▶ [Exercise instructions] Draw out every line with the word "values" from the listing below.

⁂

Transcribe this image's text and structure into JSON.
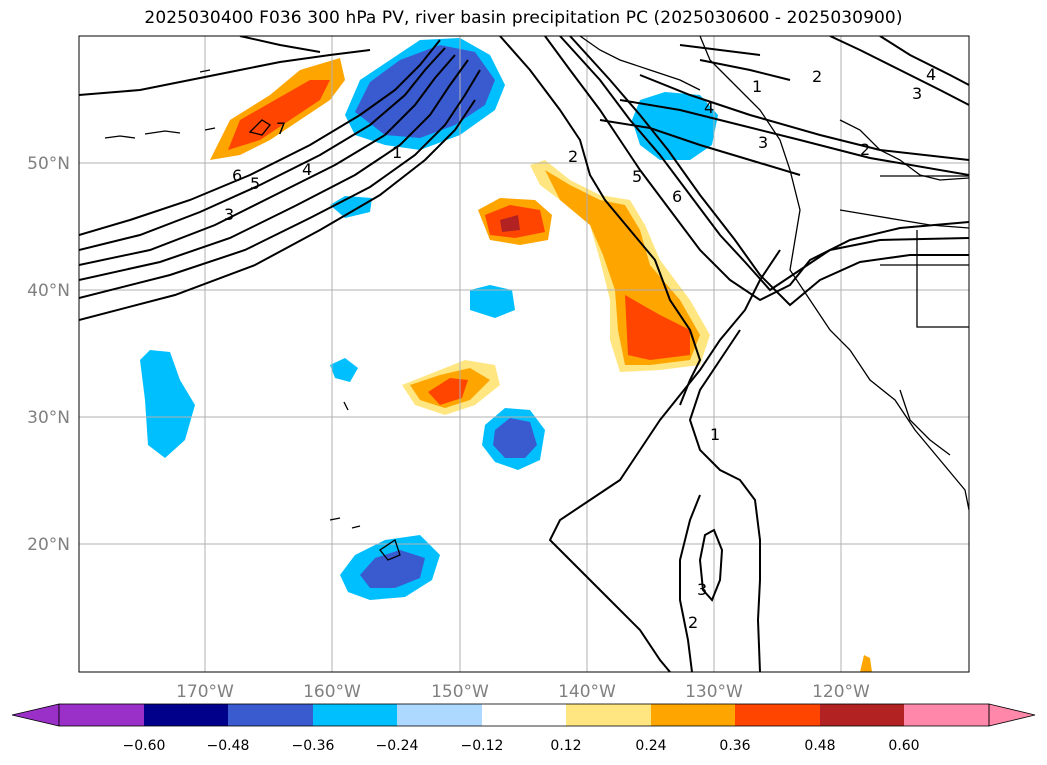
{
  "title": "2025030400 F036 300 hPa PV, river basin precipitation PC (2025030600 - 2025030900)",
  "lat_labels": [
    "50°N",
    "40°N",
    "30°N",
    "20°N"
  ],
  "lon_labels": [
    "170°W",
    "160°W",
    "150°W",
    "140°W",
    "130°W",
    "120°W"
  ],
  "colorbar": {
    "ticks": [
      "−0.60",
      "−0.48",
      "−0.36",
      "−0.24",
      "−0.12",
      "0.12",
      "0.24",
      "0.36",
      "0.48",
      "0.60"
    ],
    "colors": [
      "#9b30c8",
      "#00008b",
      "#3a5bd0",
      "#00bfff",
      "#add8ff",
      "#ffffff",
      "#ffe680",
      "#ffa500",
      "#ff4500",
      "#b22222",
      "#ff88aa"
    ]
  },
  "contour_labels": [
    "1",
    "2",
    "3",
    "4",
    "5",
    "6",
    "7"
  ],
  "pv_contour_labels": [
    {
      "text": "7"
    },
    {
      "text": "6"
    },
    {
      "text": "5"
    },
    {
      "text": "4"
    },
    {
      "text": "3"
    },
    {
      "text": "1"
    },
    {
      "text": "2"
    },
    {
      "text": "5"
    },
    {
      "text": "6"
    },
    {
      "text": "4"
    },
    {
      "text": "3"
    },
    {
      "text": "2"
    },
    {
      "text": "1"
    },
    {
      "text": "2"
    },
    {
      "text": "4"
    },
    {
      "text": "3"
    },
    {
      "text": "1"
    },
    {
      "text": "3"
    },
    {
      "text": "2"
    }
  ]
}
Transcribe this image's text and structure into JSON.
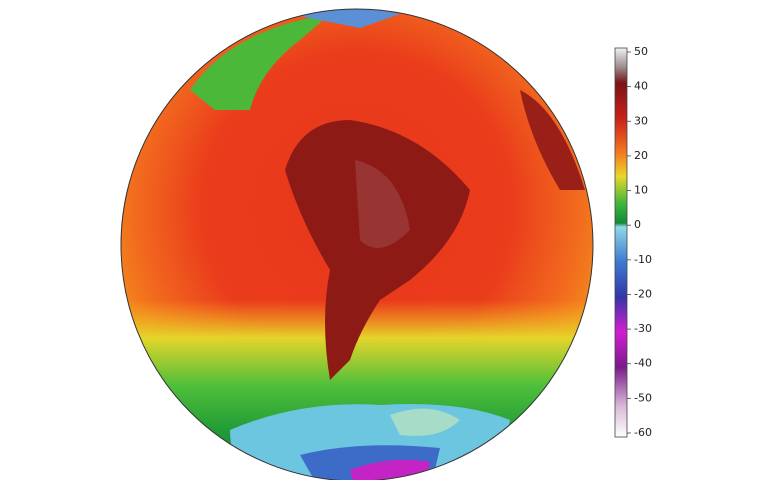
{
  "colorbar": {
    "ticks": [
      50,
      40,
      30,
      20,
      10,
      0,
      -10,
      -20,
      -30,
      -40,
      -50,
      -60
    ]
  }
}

⁂

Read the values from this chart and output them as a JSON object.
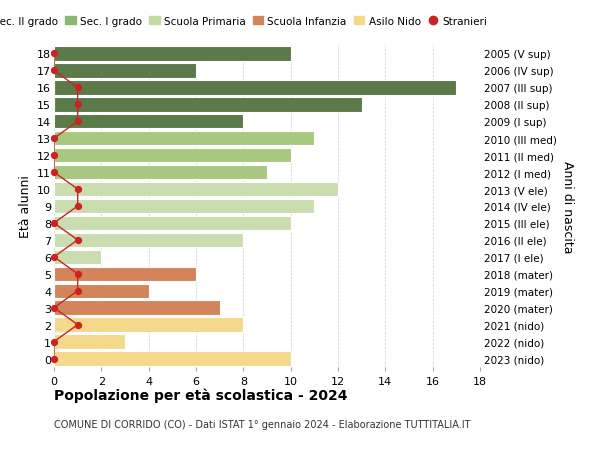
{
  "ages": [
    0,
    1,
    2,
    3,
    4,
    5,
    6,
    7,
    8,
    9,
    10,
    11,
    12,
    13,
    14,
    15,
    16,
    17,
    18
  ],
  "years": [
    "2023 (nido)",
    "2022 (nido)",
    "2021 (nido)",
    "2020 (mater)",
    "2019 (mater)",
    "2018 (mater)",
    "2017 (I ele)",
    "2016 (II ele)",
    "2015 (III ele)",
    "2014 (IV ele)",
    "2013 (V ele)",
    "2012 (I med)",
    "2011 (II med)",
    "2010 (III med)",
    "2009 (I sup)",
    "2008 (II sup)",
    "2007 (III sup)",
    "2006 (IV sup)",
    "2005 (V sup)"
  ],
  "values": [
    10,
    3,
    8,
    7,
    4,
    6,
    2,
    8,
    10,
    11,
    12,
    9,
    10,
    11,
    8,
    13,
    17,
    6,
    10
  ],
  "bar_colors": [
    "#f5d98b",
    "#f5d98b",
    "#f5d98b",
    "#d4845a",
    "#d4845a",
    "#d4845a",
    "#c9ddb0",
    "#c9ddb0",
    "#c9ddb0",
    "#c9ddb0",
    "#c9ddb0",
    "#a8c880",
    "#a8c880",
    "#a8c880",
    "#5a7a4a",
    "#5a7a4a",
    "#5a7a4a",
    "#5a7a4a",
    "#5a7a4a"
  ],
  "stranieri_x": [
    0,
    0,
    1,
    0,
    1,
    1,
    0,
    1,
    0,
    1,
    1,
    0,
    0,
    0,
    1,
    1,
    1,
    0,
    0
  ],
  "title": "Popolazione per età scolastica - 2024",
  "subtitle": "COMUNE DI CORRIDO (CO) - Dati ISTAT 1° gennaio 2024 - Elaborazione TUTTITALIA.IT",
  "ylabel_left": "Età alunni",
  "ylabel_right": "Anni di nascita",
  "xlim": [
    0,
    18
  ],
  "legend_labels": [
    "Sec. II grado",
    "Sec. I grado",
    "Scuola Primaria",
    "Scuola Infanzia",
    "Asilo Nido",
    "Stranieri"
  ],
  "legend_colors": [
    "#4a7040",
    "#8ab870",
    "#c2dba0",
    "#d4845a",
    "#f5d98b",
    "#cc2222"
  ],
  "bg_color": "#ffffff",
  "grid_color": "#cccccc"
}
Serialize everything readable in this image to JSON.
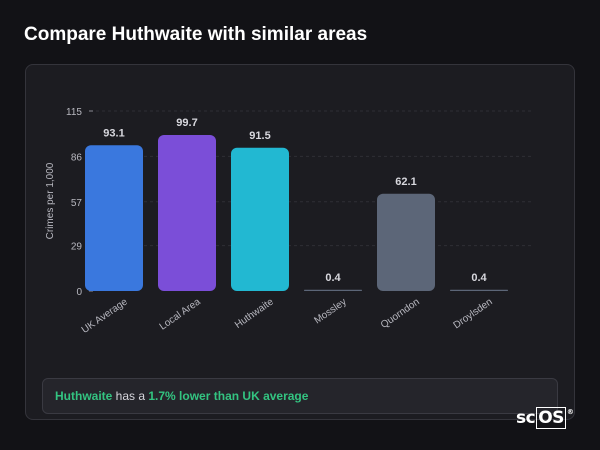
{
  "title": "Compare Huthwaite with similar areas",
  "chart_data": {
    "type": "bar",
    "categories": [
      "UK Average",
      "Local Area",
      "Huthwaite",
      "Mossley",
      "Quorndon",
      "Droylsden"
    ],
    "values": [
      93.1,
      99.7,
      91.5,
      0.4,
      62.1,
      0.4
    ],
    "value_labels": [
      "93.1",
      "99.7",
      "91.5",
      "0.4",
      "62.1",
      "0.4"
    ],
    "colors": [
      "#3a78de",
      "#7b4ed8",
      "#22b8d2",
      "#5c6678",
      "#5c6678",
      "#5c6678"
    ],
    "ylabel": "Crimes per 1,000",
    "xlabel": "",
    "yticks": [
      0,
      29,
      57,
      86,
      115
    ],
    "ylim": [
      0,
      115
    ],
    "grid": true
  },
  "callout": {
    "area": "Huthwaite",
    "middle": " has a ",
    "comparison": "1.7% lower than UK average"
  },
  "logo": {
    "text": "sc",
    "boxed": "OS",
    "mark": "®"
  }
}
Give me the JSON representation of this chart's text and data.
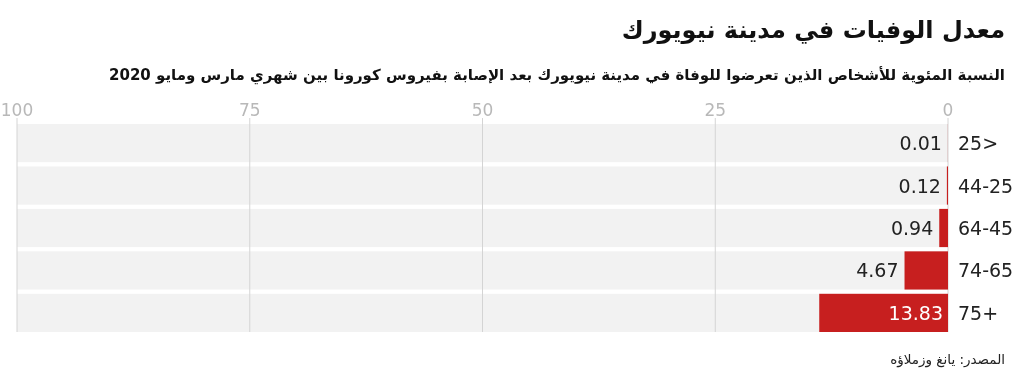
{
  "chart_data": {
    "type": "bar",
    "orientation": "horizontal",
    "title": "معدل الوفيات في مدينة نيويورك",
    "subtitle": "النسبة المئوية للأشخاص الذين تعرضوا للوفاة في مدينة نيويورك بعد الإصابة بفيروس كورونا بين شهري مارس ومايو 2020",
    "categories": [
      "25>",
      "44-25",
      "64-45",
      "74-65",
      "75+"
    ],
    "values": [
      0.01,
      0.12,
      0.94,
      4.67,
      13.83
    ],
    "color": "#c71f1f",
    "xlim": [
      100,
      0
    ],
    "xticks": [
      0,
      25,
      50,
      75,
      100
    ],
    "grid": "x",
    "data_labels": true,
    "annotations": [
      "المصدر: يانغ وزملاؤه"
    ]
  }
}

⁂

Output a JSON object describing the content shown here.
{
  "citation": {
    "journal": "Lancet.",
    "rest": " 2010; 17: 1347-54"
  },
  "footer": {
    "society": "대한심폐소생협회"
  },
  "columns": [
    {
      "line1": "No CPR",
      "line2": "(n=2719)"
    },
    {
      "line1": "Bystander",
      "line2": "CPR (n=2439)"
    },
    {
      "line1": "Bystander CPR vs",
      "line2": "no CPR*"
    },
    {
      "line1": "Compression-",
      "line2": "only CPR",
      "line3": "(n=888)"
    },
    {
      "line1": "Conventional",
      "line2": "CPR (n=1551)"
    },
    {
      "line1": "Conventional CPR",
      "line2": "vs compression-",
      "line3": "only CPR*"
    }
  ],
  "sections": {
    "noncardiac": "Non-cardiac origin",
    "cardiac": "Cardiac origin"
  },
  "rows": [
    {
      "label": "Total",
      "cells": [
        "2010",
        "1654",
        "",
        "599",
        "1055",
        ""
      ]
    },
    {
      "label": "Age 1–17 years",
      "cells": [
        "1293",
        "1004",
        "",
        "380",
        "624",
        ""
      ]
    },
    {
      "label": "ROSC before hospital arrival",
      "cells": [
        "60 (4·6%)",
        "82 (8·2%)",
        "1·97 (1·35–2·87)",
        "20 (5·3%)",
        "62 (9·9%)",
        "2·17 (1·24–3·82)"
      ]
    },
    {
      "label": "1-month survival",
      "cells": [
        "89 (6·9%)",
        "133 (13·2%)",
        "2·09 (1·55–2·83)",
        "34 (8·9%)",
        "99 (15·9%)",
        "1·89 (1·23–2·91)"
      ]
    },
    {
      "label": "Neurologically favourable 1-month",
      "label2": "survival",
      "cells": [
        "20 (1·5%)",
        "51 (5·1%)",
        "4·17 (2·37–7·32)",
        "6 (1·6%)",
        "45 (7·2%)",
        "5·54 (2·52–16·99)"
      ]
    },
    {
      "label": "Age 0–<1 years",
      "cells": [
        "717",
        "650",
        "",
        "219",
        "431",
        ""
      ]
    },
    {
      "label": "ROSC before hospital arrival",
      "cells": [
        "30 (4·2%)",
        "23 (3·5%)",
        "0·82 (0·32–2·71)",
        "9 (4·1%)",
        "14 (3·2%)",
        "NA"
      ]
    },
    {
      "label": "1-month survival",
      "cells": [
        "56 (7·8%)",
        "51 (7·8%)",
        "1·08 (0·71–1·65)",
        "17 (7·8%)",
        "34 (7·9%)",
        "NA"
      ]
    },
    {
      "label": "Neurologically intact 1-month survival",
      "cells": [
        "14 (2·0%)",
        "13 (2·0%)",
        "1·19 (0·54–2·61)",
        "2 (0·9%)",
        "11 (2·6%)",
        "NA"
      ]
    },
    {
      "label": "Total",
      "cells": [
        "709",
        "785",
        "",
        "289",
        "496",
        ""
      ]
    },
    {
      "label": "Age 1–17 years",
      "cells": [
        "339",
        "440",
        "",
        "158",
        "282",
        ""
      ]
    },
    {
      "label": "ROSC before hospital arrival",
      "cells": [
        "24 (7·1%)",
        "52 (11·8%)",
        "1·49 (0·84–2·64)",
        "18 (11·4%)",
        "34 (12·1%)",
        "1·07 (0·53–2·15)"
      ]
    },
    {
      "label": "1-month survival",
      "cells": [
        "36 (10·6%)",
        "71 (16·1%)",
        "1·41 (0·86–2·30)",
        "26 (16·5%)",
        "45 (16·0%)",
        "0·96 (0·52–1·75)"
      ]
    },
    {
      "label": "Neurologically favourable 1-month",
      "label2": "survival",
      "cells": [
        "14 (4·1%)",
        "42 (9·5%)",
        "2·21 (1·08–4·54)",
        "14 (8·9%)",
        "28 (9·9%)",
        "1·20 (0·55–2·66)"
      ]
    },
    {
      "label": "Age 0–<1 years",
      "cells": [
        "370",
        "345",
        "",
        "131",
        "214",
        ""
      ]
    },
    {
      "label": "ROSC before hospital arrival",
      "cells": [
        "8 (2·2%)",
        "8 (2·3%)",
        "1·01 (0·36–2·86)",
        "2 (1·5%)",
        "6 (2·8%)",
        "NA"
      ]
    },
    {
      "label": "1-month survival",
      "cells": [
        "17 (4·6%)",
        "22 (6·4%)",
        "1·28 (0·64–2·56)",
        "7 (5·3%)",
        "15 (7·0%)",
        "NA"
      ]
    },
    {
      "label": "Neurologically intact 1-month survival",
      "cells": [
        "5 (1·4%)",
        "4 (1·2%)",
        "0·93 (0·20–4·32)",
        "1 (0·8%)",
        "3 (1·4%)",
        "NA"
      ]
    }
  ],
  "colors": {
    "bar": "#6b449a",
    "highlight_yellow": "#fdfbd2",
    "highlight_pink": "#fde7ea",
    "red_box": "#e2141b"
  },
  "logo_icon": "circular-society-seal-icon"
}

⁂

▶ [Expected output]
Read the values from this chart and output them as a JSON object.
  "values": [
    "values": [
    "values": [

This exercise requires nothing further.